The records below are to be copied word for word, with every picture left out.

STORED DATA:
=-=-=-=-=

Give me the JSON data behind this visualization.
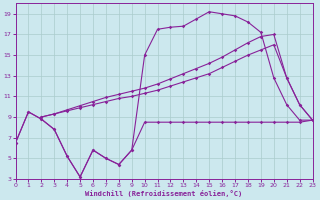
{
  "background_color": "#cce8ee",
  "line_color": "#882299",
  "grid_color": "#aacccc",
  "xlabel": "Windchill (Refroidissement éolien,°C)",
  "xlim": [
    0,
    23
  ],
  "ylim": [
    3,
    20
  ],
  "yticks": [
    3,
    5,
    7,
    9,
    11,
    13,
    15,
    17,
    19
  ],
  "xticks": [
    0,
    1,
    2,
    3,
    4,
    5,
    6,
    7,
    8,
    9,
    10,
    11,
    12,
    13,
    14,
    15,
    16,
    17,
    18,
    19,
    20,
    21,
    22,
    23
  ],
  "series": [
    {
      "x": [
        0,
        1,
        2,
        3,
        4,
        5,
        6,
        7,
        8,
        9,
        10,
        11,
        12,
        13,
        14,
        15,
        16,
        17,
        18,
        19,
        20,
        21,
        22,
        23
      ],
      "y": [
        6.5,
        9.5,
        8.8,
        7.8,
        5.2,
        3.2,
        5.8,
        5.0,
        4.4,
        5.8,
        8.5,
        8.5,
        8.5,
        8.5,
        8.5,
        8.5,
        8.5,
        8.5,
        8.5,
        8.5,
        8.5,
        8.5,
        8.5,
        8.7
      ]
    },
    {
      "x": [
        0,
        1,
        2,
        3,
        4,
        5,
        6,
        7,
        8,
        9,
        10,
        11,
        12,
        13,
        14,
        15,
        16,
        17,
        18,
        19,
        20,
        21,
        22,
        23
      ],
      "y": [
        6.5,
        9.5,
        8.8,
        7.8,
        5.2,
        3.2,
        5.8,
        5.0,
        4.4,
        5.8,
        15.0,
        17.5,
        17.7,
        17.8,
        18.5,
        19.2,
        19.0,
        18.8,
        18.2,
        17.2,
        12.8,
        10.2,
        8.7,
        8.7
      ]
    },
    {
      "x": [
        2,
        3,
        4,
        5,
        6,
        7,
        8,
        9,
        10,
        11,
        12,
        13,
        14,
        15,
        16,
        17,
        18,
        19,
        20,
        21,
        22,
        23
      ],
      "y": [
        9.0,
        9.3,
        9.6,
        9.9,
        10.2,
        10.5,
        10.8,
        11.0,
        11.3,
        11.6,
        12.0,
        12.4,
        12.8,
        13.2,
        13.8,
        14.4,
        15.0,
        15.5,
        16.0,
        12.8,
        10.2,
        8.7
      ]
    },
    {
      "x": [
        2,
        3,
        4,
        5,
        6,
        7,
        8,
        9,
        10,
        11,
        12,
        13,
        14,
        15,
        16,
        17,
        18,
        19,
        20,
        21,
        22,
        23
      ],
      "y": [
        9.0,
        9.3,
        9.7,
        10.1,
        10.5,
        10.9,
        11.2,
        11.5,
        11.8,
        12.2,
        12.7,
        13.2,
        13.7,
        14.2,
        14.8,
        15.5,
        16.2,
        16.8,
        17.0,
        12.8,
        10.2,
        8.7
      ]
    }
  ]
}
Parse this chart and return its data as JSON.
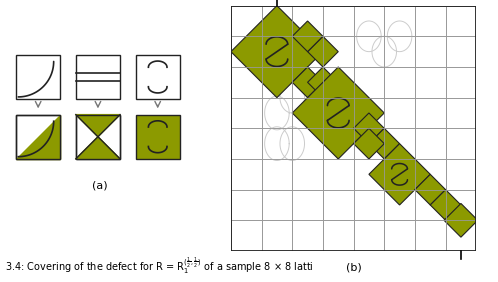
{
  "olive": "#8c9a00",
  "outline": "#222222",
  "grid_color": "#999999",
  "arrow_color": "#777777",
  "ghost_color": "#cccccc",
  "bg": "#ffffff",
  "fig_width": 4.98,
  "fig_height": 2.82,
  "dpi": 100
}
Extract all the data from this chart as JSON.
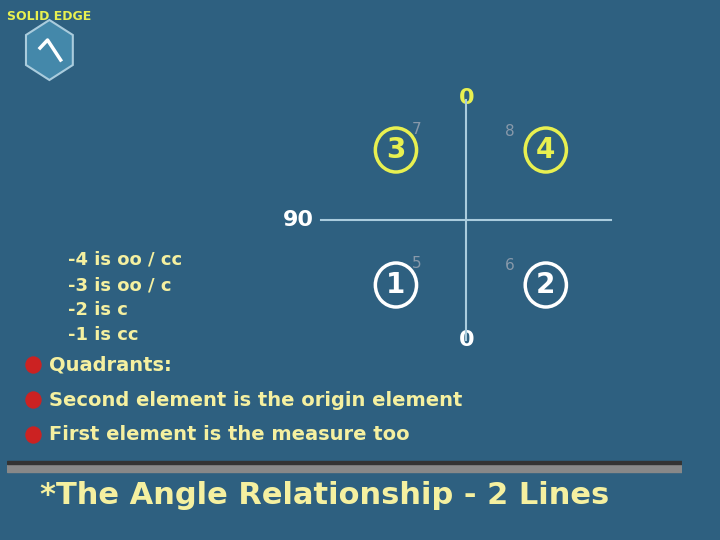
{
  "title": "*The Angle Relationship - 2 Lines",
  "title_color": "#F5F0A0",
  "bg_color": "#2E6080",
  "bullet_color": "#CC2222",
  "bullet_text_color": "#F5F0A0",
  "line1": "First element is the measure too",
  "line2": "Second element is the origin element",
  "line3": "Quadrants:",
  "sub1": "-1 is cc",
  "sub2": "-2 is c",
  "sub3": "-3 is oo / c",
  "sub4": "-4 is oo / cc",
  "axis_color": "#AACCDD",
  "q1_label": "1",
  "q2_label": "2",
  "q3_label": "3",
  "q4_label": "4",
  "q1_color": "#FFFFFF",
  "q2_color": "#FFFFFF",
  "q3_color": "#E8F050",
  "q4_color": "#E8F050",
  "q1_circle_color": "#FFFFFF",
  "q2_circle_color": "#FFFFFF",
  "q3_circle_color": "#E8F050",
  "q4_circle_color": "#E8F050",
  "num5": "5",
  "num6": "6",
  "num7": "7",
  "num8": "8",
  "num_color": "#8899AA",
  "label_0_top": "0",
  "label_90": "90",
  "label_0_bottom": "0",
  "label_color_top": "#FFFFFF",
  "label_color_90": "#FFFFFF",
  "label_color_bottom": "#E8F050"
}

=-=-=-=-=

RESULT:
Give me the JSON data behind this visualization.
{
  "background_color": "#cce8ee",
  "line_color": "#882299",
  "grid_color": "#aacccc",
  "xlabel": "Windchill (Refroidissement éolien,°C)",
  "xlim": [
    0,
    23
  ],
  "ylim": [
    3,
    20
  ],
  "yticks": [
    3,
    5,
    7,
    9,
    11,
    13,
    15,
    17,
    19
  ],
  "xticks": [
    0,
    1,
    2,
    3,
    4,
    5,
    6,
    7,
    8,
    9,
    10,
    11,
    12,
    13,
    14,
    15,
    16,
    17,
    18,
    19,
    20,
    21,
    22,
    23
  ],
  "series": [
    {
      "x": [
        0,
        1,
        2,
        3,
        4,
        5,
        6,
        7,
        8,
        9,
        10,
        11,
        12,
        13,
        14,
        15,
        16,
        17,
        18,
        19,
        20,
        21,
        22,
        23
      ],
      "y": [
        6.5,
        9.5,
        8.8,
        7.8,
        5.2,
        3.2,
        5.8,
        5.0,
        4.4,
        5.8,
        8.5,
        8.5,
        8.5,
        8.5,
        8.5,
        8.5,
        8.5,
        8.5,
        8.5,
        8.5,
        8.5,
        8.5,
        8.5,
        8.7
      ]
    },
    {
      "x": [
        0,
        1,
        2,
        3,
        4,
        5,
        6,
        7,
        8,
        9,
        10,
        11,
        12,
        13,
        14,
        15,
        16,
        17,
        18,
        19,
        20,
        21,
        22,
        23
      ],
      "y": [
        6.5,
        9.5,
        8.8,
        7.8,
        5.2,
        3.2,
        5.8,
        5.0,
        4.4,
        5.8,
        15.0,
        17.5,
        17.7,
        17.8,
        18.5,
        19.2,
        19.0,
        18.8,
        18.2,
        17.2,
        12.8,
        10.2,
        8.7,
        8.7
      ]
    },
    {
      "x": [
        2,
        3,
        4,
        5,
        6,
        7,
        8,
        9,
        10,
        11,
        12,
        13,
        14,
        15,
        16,
        17,
        18,
        19,
        20,
        21,
        22,
        23
      ],
      "y": [
        9.0,
        9.3,
        9.6,
        9.9,
        10.2,
        10.5,
        10.8,
        11.0,
        11.3,
        11.6,
        12.0,
        12.4,
        12.8,
        13.2,
        13.8,
        14.4,
        15.0,
        15.5,
        16.0,
        12.8,
        10.2,
        8.7
      ]
    },
    {
      "x": [
        2,
        3,
        4,
        5,
        6,
        7,
        8,
        9,
        10,
        11,
        12,
        13,
        14,
        15,
        16,
        17,
        18,
        19,
        20,
        21,
        22,
        23
      ],
      "y": [
        9.0,
        9.3,
        9.7,
        10.1,
        10.5,
        10.9,
        11.2,
        11.5,
        11.8,
        12.2,
        12.7,
        13.2,
        13.7,
        14.2,
        14.8,
        15.5,
        16.2,
        16.8,
        17.0,
        12.8,
        10.2,
        8.7
      ]
    }
  ]
}
Parse this chart and return its data as JSON.
{
  "olive": "#8c9a00",
  "outline": "#222222",
  "grid_color": "#999999",
  "arrow_color": "#777777",
  "ghost_color": "#cccccc",
  "bg": "#ffffff",
  "fig_width": 4.98,
  "fig_height": 2.82,
  "dpi": 100
}
Extract all the data from this chart as JSON.
{
  "title": "*The Angle Relationship - 2 Lines",
  "title_color": "#F5F0A0",
  "bg_color": "#2E6080",
  "bullet_color": "#CC2222",
  "bullet_text_color": "#F5F0A0",
  "line1": "First element is the measure too",
  "line2": "Second element is the origin element",
  "line3": "Quadrants:",
  "sub1": "-1 is cc",
  "sub2": "-2 is c",
  "sub3": "-3 is oo / c",
  "sub4": "-4 is oo / cc",
  "axis_color": "#AACCDD",
  "q1_label": "1",
  "q2_label": "2",
  "q3_label": "3",
  "q4_label": "4",
  "q1_color": "#FFFFFF",
  "q2_color": "#FFFFFF",
  "q3_color": "#E8F050",
  "q4_color": "#E8F050",
  "q1_circle_color": "#FFFFFF",
  "q2_circle_color": "#FFFFFF",
  "q3_circle_color": "#E8F050",
  "q4_circle_color": "#E8F050",
  "num5": "5",
  "num6": "6",
  "num7": "7",
  "num8": "8",
  "num_color": "#8899AA",
  "label_0_top": "0",
  "label_90": "90",
  "label_0_bottom": "0",
  "label_color_top": "#FFFFFF",
  "label_color_90": "#FFFFFF",
  "label_color_bottom": "#E8F050"
}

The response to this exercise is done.